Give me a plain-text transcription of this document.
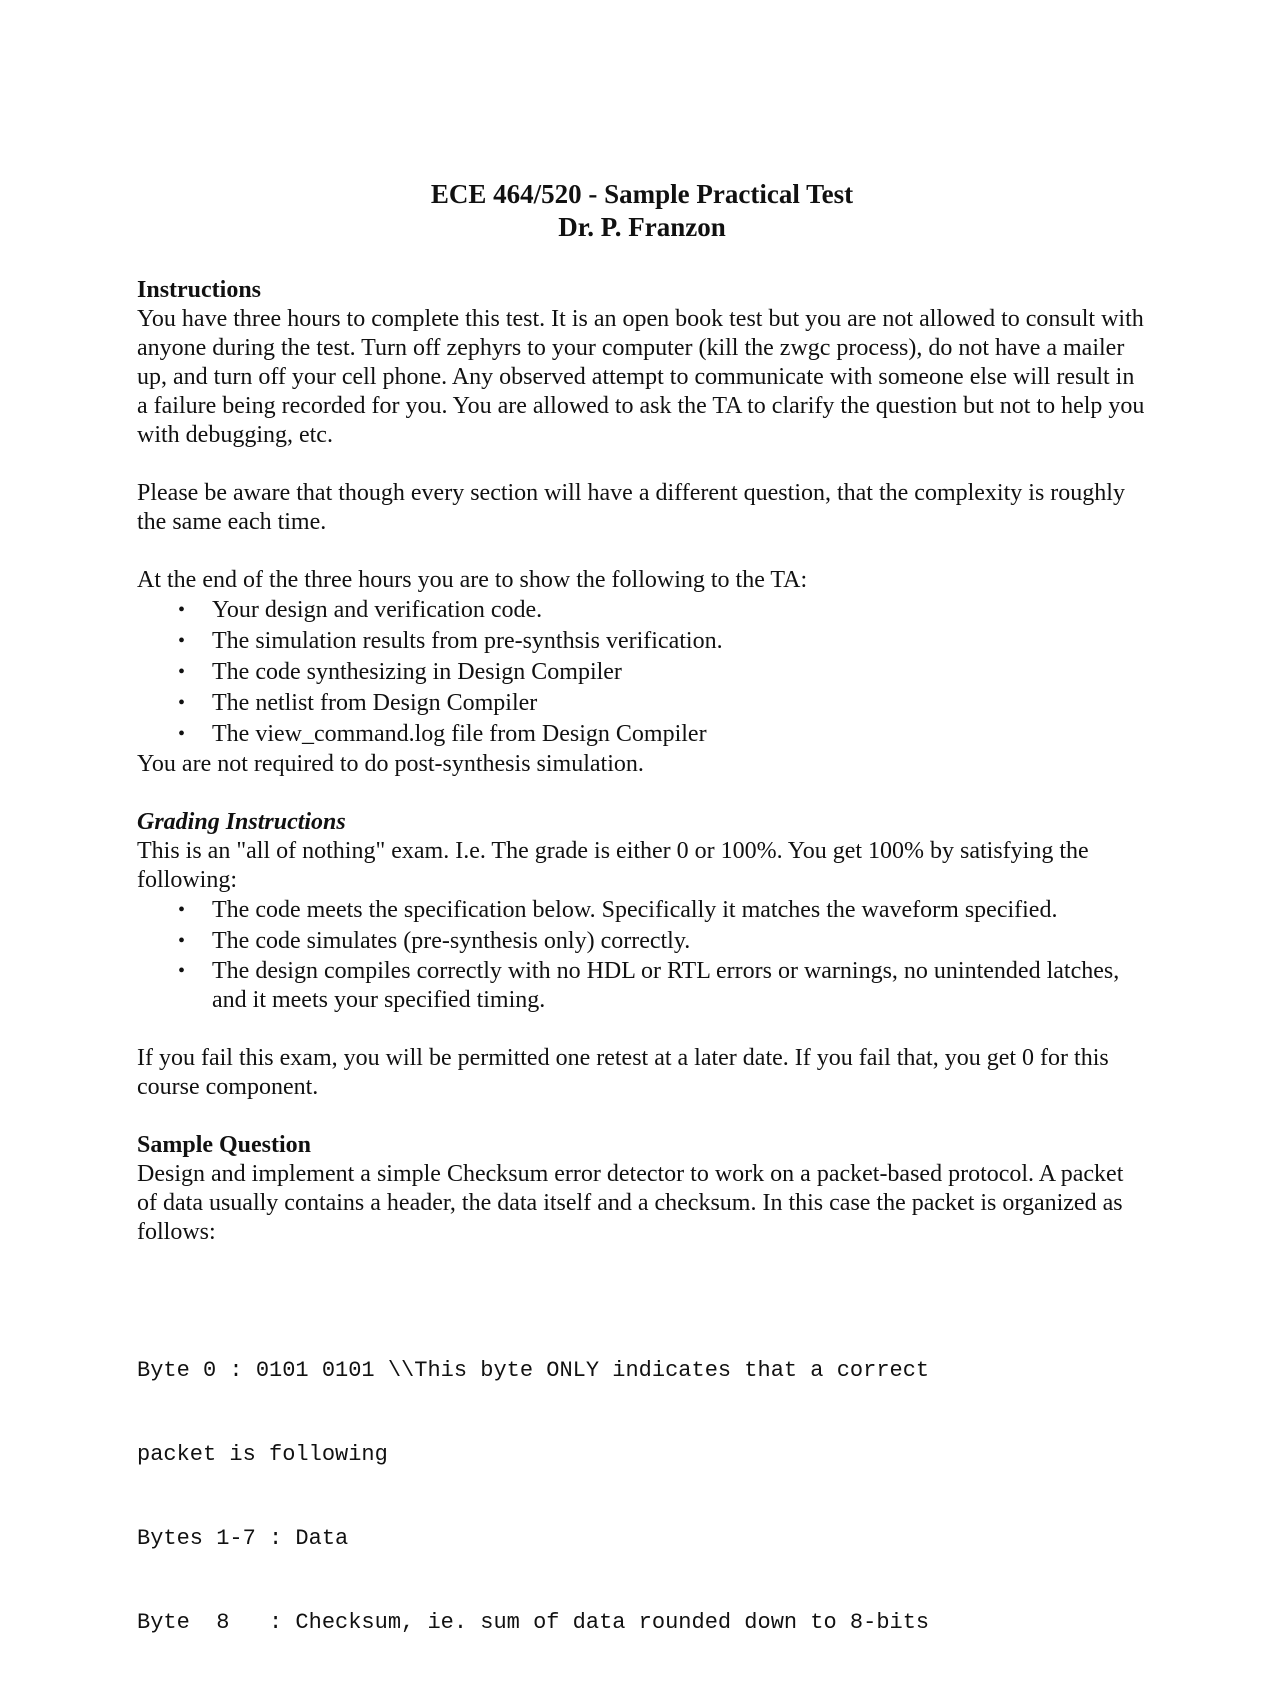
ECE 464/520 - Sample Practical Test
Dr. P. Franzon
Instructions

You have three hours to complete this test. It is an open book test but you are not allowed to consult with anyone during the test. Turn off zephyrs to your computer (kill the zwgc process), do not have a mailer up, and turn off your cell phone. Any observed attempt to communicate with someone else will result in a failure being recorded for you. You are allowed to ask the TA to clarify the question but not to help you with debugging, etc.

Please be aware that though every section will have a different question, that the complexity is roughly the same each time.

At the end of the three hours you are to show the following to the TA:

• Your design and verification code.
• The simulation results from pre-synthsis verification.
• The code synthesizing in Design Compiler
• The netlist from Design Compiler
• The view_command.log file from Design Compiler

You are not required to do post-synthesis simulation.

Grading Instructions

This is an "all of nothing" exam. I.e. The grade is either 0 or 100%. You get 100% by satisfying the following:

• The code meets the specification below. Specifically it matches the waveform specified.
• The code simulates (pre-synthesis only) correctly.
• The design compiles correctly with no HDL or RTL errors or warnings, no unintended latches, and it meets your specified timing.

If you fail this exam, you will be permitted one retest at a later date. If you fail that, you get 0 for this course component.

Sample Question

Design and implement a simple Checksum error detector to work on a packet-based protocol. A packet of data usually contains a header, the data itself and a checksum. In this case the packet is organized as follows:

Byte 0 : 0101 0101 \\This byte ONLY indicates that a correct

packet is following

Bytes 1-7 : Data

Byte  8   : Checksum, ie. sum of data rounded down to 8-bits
* * * * * * * * *
Show each line in the entries that holds the string "Checksum".

Design and implement a simple Checksum error detector to work on a packet-based protocol. A packet of data usually contains a header, the data itself and a checksum. In this case the packet is organized as follows:
Byte  8   : Checksum, ie. sum of data rounded down to 8-bits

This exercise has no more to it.